Records from a data collection:
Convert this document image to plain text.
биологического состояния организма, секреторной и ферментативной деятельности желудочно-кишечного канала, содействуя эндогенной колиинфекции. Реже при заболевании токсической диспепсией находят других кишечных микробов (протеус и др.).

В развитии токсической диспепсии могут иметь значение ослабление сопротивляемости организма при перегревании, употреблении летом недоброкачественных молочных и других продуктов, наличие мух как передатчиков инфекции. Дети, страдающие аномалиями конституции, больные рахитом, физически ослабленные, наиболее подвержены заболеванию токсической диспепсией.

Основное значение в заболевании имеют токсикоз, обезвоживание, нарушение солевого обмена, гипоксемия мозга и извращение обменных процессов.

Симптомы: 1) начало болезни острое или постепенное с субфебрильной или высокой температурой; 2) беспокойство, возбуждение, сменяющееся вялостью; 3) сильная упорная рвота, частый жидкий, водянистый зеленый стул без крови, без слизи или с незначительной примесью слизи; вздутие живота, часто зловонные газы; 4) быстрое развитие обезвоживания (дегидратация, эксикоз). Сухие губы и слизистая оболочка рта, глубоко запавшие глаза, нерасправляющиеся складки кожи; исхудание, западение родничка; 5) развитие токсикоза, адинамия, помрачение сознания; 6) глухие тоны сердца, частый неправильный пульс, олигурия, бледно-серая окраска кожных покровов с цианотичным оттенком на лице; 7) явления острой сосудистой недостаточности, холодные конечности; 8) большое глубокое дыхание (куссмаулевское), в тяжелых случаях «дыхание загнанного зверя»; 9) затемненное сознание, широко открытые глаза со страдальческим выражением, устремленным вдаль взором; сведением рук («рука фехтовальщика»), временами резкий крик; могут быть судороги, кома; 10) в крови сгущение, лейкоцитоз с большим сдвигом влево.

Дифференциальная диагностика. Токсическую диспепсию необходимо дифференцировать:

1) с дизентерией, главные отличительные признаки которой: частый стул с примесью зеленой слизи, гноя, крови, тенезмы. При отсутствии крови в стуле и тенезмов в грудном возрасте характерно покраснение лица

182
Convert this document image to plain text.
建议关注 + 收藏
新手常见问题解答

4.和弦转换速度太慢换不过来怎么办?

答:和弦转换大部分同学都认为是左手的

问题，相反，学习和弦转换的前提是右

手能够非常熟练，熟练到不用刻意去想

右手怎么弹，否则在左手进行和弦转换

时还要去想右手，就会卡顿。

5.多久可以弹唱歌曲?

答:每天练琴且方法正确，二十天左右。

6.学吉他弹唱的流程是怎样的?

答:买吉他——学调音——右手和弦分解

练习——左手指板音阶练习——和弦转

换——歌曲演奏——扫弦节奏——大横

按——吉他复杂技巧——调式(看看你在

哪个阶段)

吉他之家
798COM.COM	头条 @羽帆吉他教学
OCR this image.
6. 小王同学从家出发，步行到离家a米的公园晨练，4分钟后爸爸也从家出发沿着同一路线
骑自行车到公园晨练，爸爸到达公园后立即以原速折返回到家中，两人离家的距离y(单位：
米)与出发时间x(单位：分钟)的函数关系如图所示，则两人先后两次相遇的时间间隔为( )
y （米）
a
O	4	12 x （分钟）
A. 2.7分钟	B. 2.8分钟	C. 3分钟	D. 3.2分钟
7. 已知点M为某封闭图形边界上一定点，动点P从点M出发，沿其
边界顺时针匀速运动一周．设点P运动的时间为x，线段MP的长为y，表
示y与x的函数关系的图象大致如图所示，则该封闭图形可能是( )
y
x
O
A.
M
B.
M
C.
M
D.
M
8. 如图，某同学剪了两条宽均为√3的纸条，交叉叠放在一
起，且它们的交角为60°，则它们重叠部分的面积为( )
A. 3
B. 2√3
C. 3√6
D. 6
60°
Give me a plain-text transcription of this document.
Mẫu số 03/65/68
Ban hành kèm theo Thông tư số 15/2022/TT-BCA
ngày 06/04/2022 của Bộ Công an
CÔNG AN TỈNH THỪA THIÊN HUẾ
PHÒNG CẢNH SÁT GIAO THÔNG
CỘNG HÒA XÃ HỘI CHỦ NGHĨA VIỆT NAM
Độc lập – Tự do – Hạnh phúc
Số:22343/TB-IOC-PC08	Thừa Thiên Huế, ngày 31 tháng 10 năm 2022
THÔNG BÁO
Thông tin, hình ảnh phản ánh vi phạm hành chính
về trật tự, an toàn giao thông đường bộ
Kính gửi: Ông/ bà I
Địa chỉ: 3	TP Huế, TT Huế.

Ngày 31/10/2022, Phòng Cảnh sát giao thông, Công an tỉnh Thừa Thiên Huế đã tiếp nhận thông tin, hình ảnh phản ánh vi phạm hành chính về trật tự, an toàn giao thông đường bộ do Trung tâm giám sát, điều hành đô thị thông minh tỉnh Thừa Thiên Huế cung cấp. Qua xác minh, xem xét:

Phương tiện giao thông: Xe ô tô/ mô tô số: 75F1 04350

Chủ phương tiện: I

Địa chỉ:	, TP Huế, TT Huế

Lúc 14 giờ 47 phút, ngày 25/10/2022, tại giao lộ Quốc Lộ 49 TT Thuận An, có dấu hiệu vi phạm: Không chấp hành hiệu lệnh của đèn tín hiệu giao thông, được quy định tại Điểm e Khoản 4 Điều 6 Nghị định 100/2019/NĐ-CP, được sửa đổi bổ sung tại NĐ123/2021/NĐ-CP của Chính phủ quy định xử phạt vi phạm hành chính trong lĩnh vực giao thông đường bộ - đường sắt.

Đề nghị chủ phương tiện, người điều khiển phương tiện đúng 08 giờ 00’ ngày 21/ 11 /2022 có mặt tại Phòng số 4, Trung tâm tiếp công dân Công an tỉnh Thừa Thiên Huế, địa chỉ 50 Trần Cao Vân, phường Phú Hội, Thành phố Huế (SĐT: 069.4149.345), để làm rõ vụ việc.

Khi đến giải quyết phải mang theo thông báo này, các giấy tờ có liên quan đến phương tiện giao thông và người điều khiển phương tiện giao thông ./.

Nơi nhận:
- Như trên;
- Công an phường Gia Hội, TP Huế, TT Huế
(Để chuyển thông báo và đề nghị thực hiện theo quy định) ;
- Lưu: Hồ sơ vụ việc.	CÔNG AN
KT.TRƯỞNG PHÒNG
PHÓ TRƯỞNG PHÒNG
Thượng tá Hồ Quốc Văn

Exercise aim: In the listing above, locate each line with "this" and copy it.

Answer to the exercise:
Convert this document image to plain text.
Convert this document image to plain text.
OCR this image.
Give me a plain-text transcription of this document.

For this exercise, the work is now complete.